Work to complete — What follows is a set of records; restate each one word for word and drop the pictures.

Supplied data —
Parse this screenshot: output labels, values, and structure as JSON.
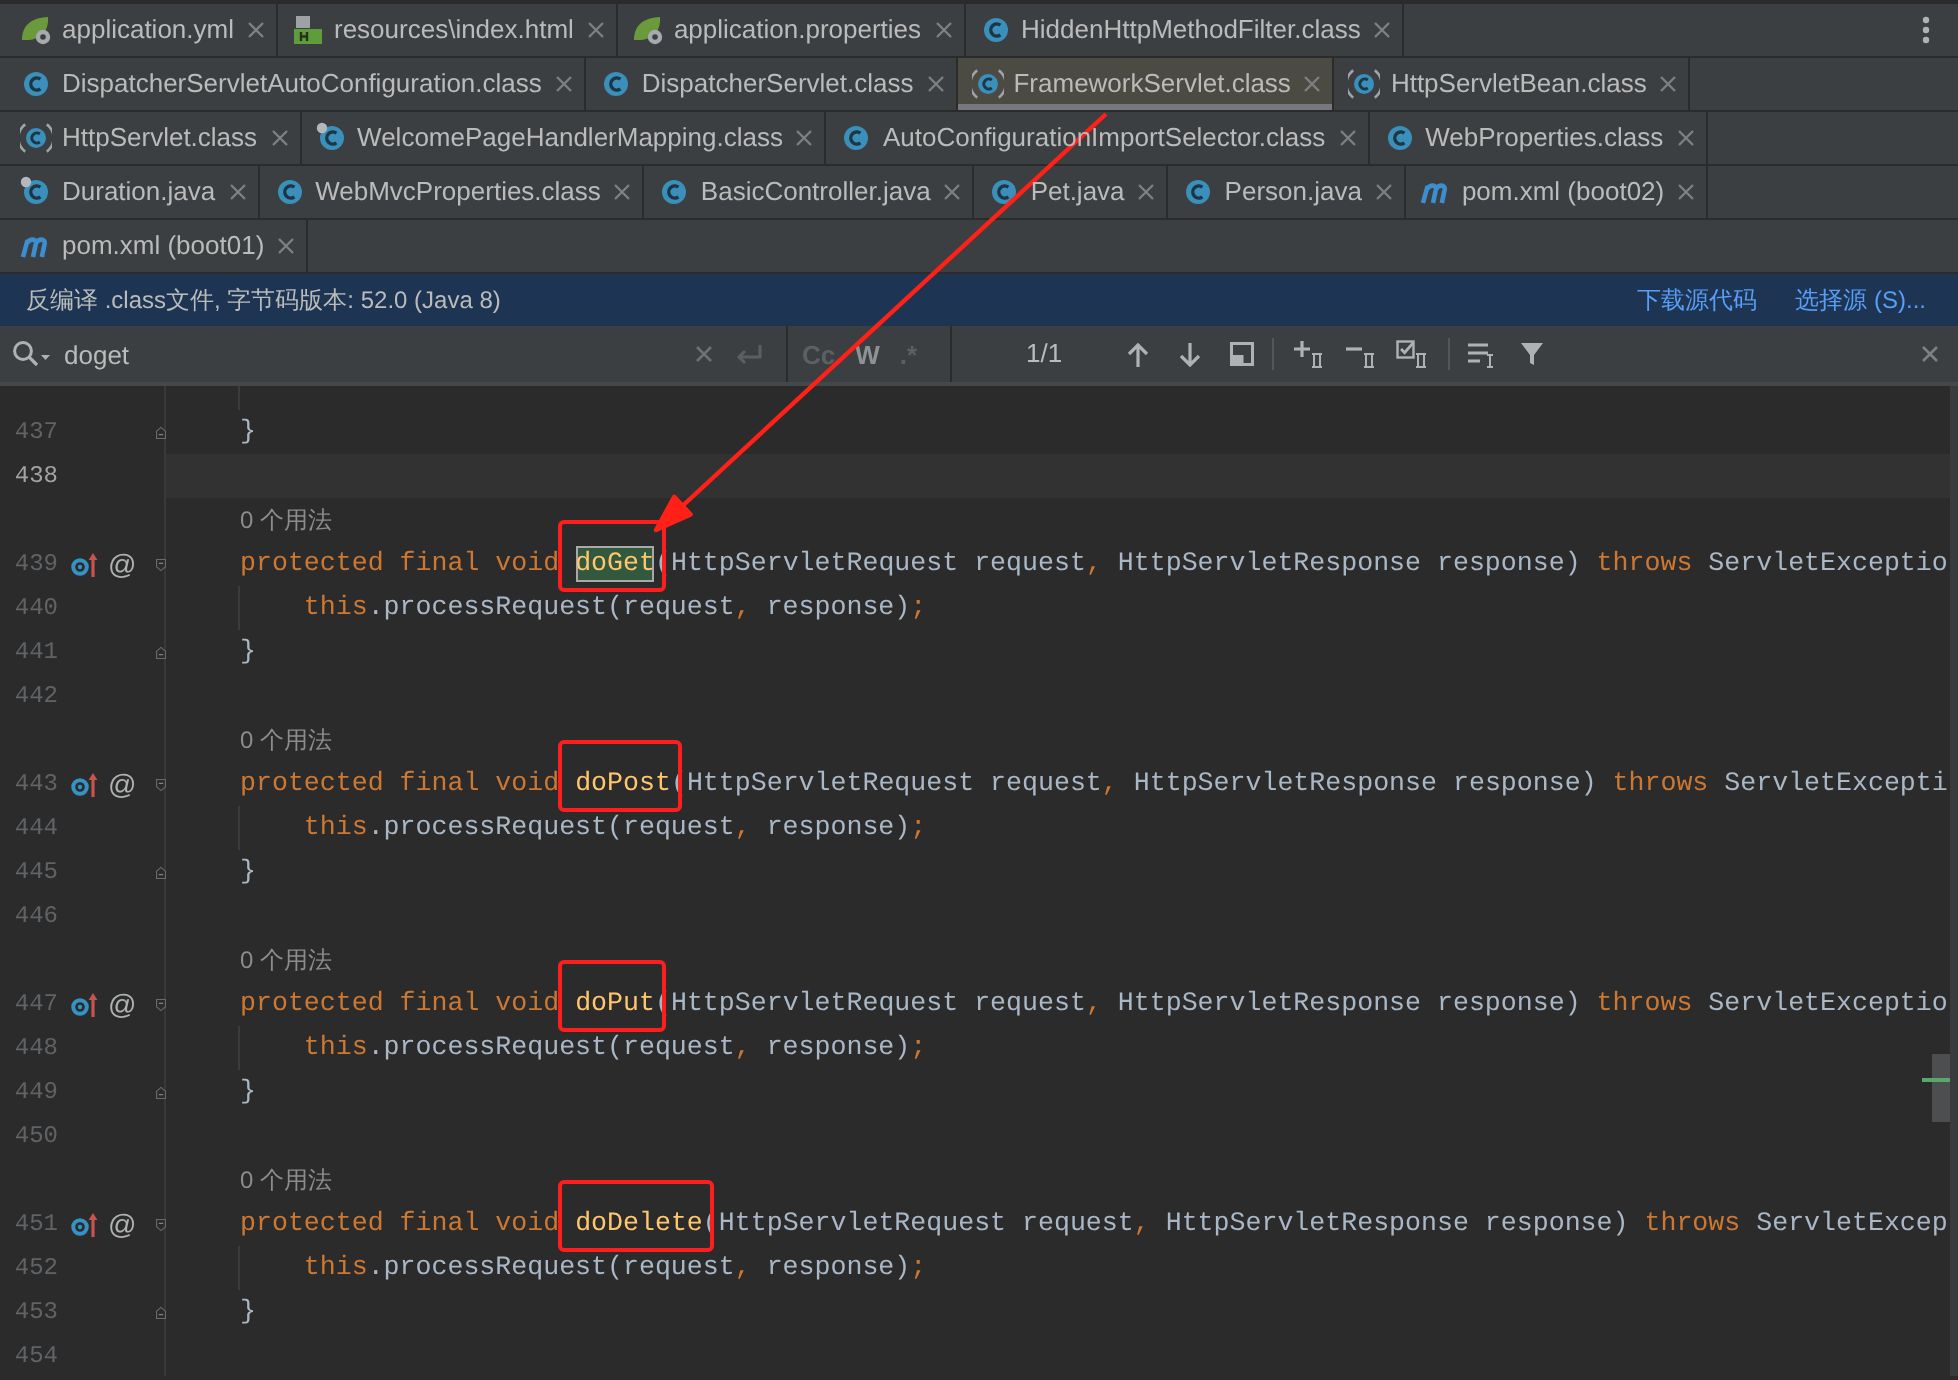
{
  "tab_rows": [
    [
      {
        "label": "application.yml",
        "kind": "spring",
        "selected": false
      },
      {
        "label": "resources\\index.html",
        "kind": "html",
        "selected": false
      },
      {
        "label": "application.properties",
        "kind": "spring",
        "selected": false
      },
      {
        "label": "HiddenHttpMethodFilter.class",
        "kind": "class",
        "selected": false
      }
    ],
    [
      {
        "label": "DispatcherServletAutoConfiguration.class",
        "kind": "class",
        "selected": false
      },
      {
        "label": "DispatcherServlet.class",
        "kind": "class",
        "selected": false
      },
      {
        "label": "FrameworkServlet.class",
        "kind": "abstract",
        "selected": true
      },
      {
        "label": "HttpServletBean.class",
        "kind": "abstract",
        "selected": false
      }
    ],
    [
      {
        "label": "HttpServlet.class",
        "kind": "abstract",
        "selected": false
      },
      {
        "label": "WelcomePageHandlerMapping.class",
        "kind": "pinned",
        "selected": false
      },
      {
        "label": "AutoConfigurationImportSelector.class",
        "kind": "class",
        "selected": false
      },
      {
        "label": "WebProperties.class",
        "kind": "class",
        "selected": false
      }
    ],
    [
      {
        "label": "Duration.java",
        "kind": "pinned",
        "selected": false
      },
      {
        "label": "WebMvcProperties.class",
        "kind": "class",
        "selected": false
      },
      {
        "label": "BasicController.java",
        "kind": "class",
        "selected": false
      },
      {
        "label": "Pet.java",
        "kind": "class",
        "selected": false
      },
      {
        "label": "Person.java",
        "kind": "class",
        "selected": false
      },
      {
        "label": "pom.xml (boot02)",
        "kind": "maven",
        "selected": false
      }
    ],
    [
      {
        "label": "pom.xml (boot01)",
        "kind": "maven",
        "selected": false
      }
    ]
  ],
  "notice_bar": {
    "text": "反编译 .class文件, 字节码版本: 52.0 (Java 8)",
    "links": [
      "下载源代码",
      "选择源 (S)..."
    ]
  },
  "find_bar": {
    "query": "doget",
    "toggles": [
      {
        "label": "Cc",
        "disabled": true
      },
      {
        "label": "W",
        "disabled": false
      },
      {
        "label": ".*",
        "disabled": true
      }
    ],
    "match_count": "1/1"
  },
  "editor": {
    "lines": [
      {
        "kind": "blank",
        "indented": true
      },
      {
        "kind": "closer",
        "number": "437",
        "current": false,
        "tokens": [
          {
            "text": "}",
            "kind": "plain"
          }
        ]
      },
      {
        "kind": "blank",
        "number": "438",
        "current": true
      },
      {
        "kind": "hint",
        "text": "0 个用法"
      },
      {
        "kind": "opener",
        "number": "439",
        "current": false,
        "override": true,
        "gutter_mark": "@",
        "tokens": [
          {
            "text": "protected final void ",
            "kind": "keyword"
          },
          {
            "text": "doGet",
            "kind": "method",
            "match": true,
            "outlined": true
          },
          {
            "text": "(HttpServletRequest request",
            "kind": "plain"
          },
          {
            "text": ", ",
            "kind": "punct"
          },
          {
            "text": "HttpServletResponse response) ",
            "kind": "plain"
          },
          {
            "text": "throws",
            "kind": "keyword"
          },
          {
            "text": " ServletExceptio",
            "kind": "plain"
          }
        ]
      },
      {
        "kind": "body",
        "number": "440",
        "current": false,
        "indented": true,
        "tokens": [
          {
            "text": "this",
            "kind": "keyword"
          },
          {
            "text": ".processRequest(request",
            "kind": "plain"
          },
          {
            "text": ", ",
            "kind": "punct"
          },
          {
            "text": "response)",
            "kind": "plain"
          },
          {
            "text": ";",
            "kind": "punct"
          }
        ]
      },
      {
        "kind": "closer",
        "number": "441",
        "current": false,
        "tokens": [
          {
            "text": "}",
            "kind": "plain"
          }
        ]
      },
      {
        "kind": "blank",
        "number": "442",
        "current": false
      },
      {
        "kind": "hint",
        "text": "0 个用法"
      },
      {
        "kind": "opener",
        "number": "443",
        "current": false,
        "override": true,
        "gutter_mark": "@",
        "tokens": [
          {
            "text": "protected final void ",
            "kind": "keyword"
          },
          {
            "text": "doPost",
            "kind": "method",
            "match": false,
            "outlined": true
          },
          {
            "text": "(HttpServletRequest request",
            "kind": "plain"
          },
          {
            "text": ", ",
            "kind": "punct"
          },
          {
            "text": "HttpServletResponse response) ",
            "kind": "plain"
          },
          {
            "text": "throws",
            "kind": "keyword"
          },
          {
            "text": " ServletExcepti",
            "kind": "plain"
          }
        ]
      },
      {
        "kind": "body",
        "number": "444",
        "current": false,
        "indented": true,
        "tokens": [
          {
            "text": "this",
            "kind": "keyword"
          },
          {
            "text": ".processRequest(request",
            "kind": "plain"
          },
          {
            "text": ", ",
            "kind": "punct"
          },
          {
            "text": "response)",
            "kind": "plain"
          },
          {
            "text": ";",
            "kind": "punct"
          }
        ]
      },
      {
        "kind": "closer",
        "number": "445",
        "current": false,
        "tokens": [
          {
            "text": "}",
            "kind": "plain"
          }
        ]
      },
      {
        "kind": "blank",
        "number": "446",
        "current": false
      },
      {
        "kind": "hint",
        "text": "0 个用法"
      },
      {
        "kind": "opener",
        "number": "447",
        "current": false,
        "override": true,
        "gutter_mark": "@",
        "tokens": [
          {
            "text": "protected final void ",
            "kind": "keyword"
          },
          {
            "text": "doPut",
            "kind": "method",
            "match": false,
            "outlined": true
          },
          {
            "text": "(HttpServletRequest request",
            "kind": "plain"
          },
          {
            "text": ", ",
            "kind": "punct"
          },
          {
            "text": "HttpServletResponse response) ",
            "kind": "plain"
          },
          {
            "text": "throws",
            "kind": "keyword"
          },
          {
            "text": " ServletExceptio",
            "kind": "plain"
          }
        ]
      },
      {
        "kind": "body",
        "number": "448",
        "current": false,
        "indented": true,
        "tokens": [
          {
            "text": "this",
            "kind": "keyword"
          },
          {
            "text": ".processRequest(request",
            "kind": "plain"
          },
          {
            "text": ", ",
            "kind": "punct"
          },
          {
            "text": "response)",
            "kind": "plain"
          },
          {
            "text": ";",
            "kind": "punct"
          }
        ]
      },
      {
        "kind": "closer",
        "number": "449",
        "current": false,
        "tokens": [
          {
            "text": "}",
            "kind": "plain"
          }
        ]
      },
      {
        "kind": "blank",
        "number": "450",
        "current": false
      },
      {
        "kind": "hint",
        "text": "0 个用法"
      },
      {
        "kind": "opener",
        "number": "451",
        "current": false,
        "override": true,
        "gutter_mark": "@",
        "tokens": [
          {
            "text": "protected final void ",
            "kind": "keyword"
          },
          {
            "text": "doDelete",
            "kind": "method",
            "match": false,
            "outlined": true
          },
          {
            "text": "(HttpServletRequest request",
            "kind": "plain"
          },
          {
            "text": ", ",
            "kind": "punct"
          },
          {
            "text": "HttpServletResponse response) ",
            "kind": "plain"
          },
          {
            "text": "throws",
            "kind": "keyword"
          },
          {
            "text": " ServletExcep",
            "kind": "plain"
          }
        ]
      },
      {
        "kind": "body",
        "number": "452",
        "current": false,
        "indented": true,
        "tokens": [
          {
            "text": "this",
            "kind": "keyword"
          },
          {
            "text": ".processRequest(request",
            "kind": "plain"
          },
          {
            "text": ", ",
            "kind": "punct"
          },
          {
            "text": "response)",
            "kind": "plain"
          },
          {
            "text": ";",
            "kind": "punct"
          }
        ]
      },
      {
        "kind": "closer",
        "number": "453",
        "current": false,
        "tokens": [
          {
            "text": "}",
            "kind": "plain"
          }
        ]
      },
      {
        "kind": "blank",
        "number": "454",
        "current": false
      }
    ]
  },
  "annotation_arrow": true
}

Answer for the task —
Parse this screenshot: output labels, values, and structure as JSON.
{
  "tab_rows": [
    [
      {
        "label": "application.yml",
        "kind": "spring",
        "selected": false
      },
      {
        "label": "resources\\index.html",
        "kind": "html",
        "selected": false
      },
      {
        "label": "application.properties",
        "kind": "spring",
        "selected": false
      },
      {
        "label": "HiddenHttpMethodFilter.class",
        "kind": "class",
        "selected": false
      }
    ],
    [
      {
        "label": "DispatcherServletAutoConfiguration.class",
        "kind": "class",
        "selected": false
      },
      {
        "label": "DispatcherServlet.class",
        "kind": "class",
        "selected": false
      },
      {
        "label": "FrameworkServlet.class",
        "kind": "abstract",
        "selected": true
      },
      {
        "label": "HttpServletBean.class",
        "kind": "abstract",
        "selected": false
      }
    ],
    [
      {
        "label": "HttpServlet.class",
        "kind": "abstract",
        "selected": false
      },
      {
        "label": "WelcomePageHandlerMapping.class",
        "kind": "pinned",
        "selected": false
      },
      {
        "label": "AutoConfigurationImportSelector.class",
        "kind": "class",
        "selected": false
      },
      {
        "label": "WebProperties.class",
        "kind": "class",
        "selected": false
      }
    ],
    [
      {
        "label": "Duration.java",
        "kind": "pinned",
        "selected": false
      },
      {
        "label": "WebMvcProperties.class",
        "kind": "class",
        "selected": false
      },
      {
        "label": "BasicController.java",
        "kind": "class",
        "selected": false
      },
      {
        "label": "Pet.java",
        "kind": "class",
        "selected": false
      },
      {
        "label": "Person.java",
        "kind": "class",
        "selected": false
      },
      {
        "label": "pom.xml (boot02)",
        "kind": "maven",
        "selected": false
      }
    ],
    [
      {
        "label": "pom.xml (boot01)",
        "kind": "maven",
        "selected": false
      }
    ]
  ],
  "notice_bar": {
    "text": "反编译 .class文件, 字节码版本: 52.0 (Java 8)",
    "links": [
      "下载源代码",
      "选择源 (S)..."
    ]
  },
  "find_bar": {
    "query": "doget",
    "toggles": [
      {
        "label": "Cc",
        "disabled": true
      },
      {
        "label": "W",
        "disabled": false
      },
      {
        "label": ".*",
        "disabled": true
      }
    ],
    "match_count": "1/1"
  },
  "editor": {
    "lines": [
      {
        "kind": "blank",
        "indented": true
      },
      {
        "kind": "closer",
        "number": "437",
        "current": false,
        "tokens": [
          {
            "text": "}",
            "kind": "plain"
          }
        ]
      },
      {
        "kind": "blank",
        "number": "438",
        "current": true
      },
      {
        "kind": "hint",
        "text": "0 个用法"
      },
      {
        "kind": "opener",
        "number": "439",
        "current": false,
        "override": true,
        "gutter_mark": "@",
        "tokens": [
          {
            "text": "protected final void ",
            "kind": "keyword"
          },
          {
            "text": "doGet",
            "kind": "method",
            "match": true,
            "outlined": true
          },
          {
            "text": "(HttpServletRequest request",
            "kind": "plain"
          },
          {
            "text": ", ",
            "kind": "punct"
          },
          {
            "text": "HttpServletResponse response) ",
            "kind": "plain"
          },
          {
            "text": "throws",
            "kind": "keyword"
          },
          {
            "text": " ServletExceptio",
            "kind": "plain"
          }
        ]
      },
      {
        "kind": "body",
        "number": "440",
        "current": false,
        "indented": true,
        "tokens": [
          {
            "text": "this",
            "kind": "keyword"
          },
          {
            "text": ".processRequest(request",
            "kind": "plain"
          },
          {
            "text": ", ",
            "kind": "punct"
          },
          {
            "text": "response)",
            "kind": "plain"
          },
          {
            "text": ";",
            "kind": "punct"
          }
        ]
      },
      {
        "kind": "closer",
        "number": "441",
        "current": false,
        "tokens": [
          {
            "text": "}",
            "kind": "plain"
          }
        ]
      },
      {
        "kind": "blank",
        "number": "442",
        "current": false
      },
      {
        "kind": "hint",
        "text": "0 个用法"
      },
      {
        "kind": "opener",
        "number": "443",
        "current": false,
        "override": true,
        "gutter_mark": "@",
        "tokens": [
          {
            "text": "protected final void ",
            "kind": "keyword"
          },
          {
            "text": "doPost",
            "kind": "method",
            "match": false,
            "outlined": true
          },
          {
            "text": "(HttpServletRequest request",
            "kind": "plain"
          },
          {
            "text": ", ",
            "kind": "punct"
          },
          {
            "text": "HttpServletResponse response) ",
            "kind": "plain"
          },
          {
            "text": "throws",
            "kind": "keyword"
          },
          {
            "text": " ServletExcepti",
            "kind": "plain"
          }
        ]
      },
      {
        "kind": "body",
        "number": "444",
        "current": false,
        "indented": true,
        "tokens": [
          {
            "text": "this",
            "kind": "keyword"
          },
          {
            "text": ".processRequest(request",
            "kind": "plain"
          },
          {
            "text": ", ",
            "kind": "punct"
          },
          {
            "text": "response)",
            "kind": "plain"
          },
          {
            "text": ";",
            "kind": "punct"
          }
        ]
      },
      {
        "kind": "closer",
        "number": "445",
        "current": false,
        "tokens": [
          {
            "text": "}",
            "kind": "plain"
          }
        ]
      },
      {
        "kind": "blank",
        "number": "446",
        "current": false
      },
      {
        "kind": "hint",
        "text": "0 个用法"
      },
      {
        "kind": "opener",
        "number": "447",
        "current": false,
        "override": true,
        "gutter_mark": "@",
        "tokens": [
          {
            "text": "protected final void ",
            "kind": "keyword"
          },
          {
            "text": "doPut",
            "kind": "method",
            "match": false,
            "outlined": true
          },
          {
            "text": "(HttpServletRequest request",
            "kind": "plain"
          },
          {
            "text": ", ",
            "kind": "punct"
          },
          {
            "text": "HttpServletResponse response) ",
            "kind": "plain"
          },
          {
            "text": "throws",
            "kind": "keyword"
          },
          {
            "text": " ServletExceptio",
            "kind": "plain"
          }
        ]
      },
      {
        "kind": "body",
        "number": "448",
        "current": false,
        "indented": true,
        "tokens": [
          {
            "text": "this",
            "kind": "keyword"
          },
          {
            "text": ".processRequest(request",
            "kind": "plain"
          },
          {
            "text": ", ",
            "kind": "punct"
          },
          {
            "text": "response)",
            "kind": "plain"
          },
          {
            "text": ";",
            "kind": "punct"
          }
        ]
      },
      {
        "kind": "closer",
        "number": "449",
        "current": false,
        "tokens": [
          {
            "text": "}",
            "kind": "plain"
          }
        ]
      },
      {
        "kind": "blank",
        "number": "450",
        "current": false
      },
      {
        "kind": "hint",
        "text": "0 个用法"
      },
      {
        "kind": "opener",
        "number": "451",
        "current": false,
        "override": true,
        "gutter_mark": "@",
        "tokens": [
          {
            "text": "protected final void ",
            "kind": "keyword"
          },
          {
            "text": "doDelete",
            "kind": "method",
            "match": false,
            "outlined": true
          },
          {
            "text": "(HttpServletRequest request",
            "kind": "plain"
          },
          {
            "text": ", ",
            "kind": "punct"
          },
          {
            "text": "HttpServletResponse response) ",
            "kind": "plain"
          },
          {
            "text": "throws",
            "kind": "keyword"
          },
          {
            "text": " ServletExcep",
            "kind": "plain"
          }
        ]
      },
      {
        "kind": "body",
        "number": "452",
        "current": false,
        "indented": true,
        "tokens": [
          {
            "text": "this",
            "kind": "keyword"
          },
          {
            "text": ".processRequest(request",
            "kind": "plain"
          },
          {
            "text": ", ",
            "kind": "punct"
          },
          {
            "text": "response)",
            "kind": "plain"
          },
          {
            "text": ";",
            "kind": "punct"
          }
        ]
      },
      {
        "kind": "closer",
        "number": "453",
        "current": false,
        "tokens": [
          {
            "text": "}",
            "kind": "plain"
          }
        ]
      },
      {
        "kind": "blank",
        "number": "454",
        "current": false
      }
    ]
  },
  "annotation_arrow": true
}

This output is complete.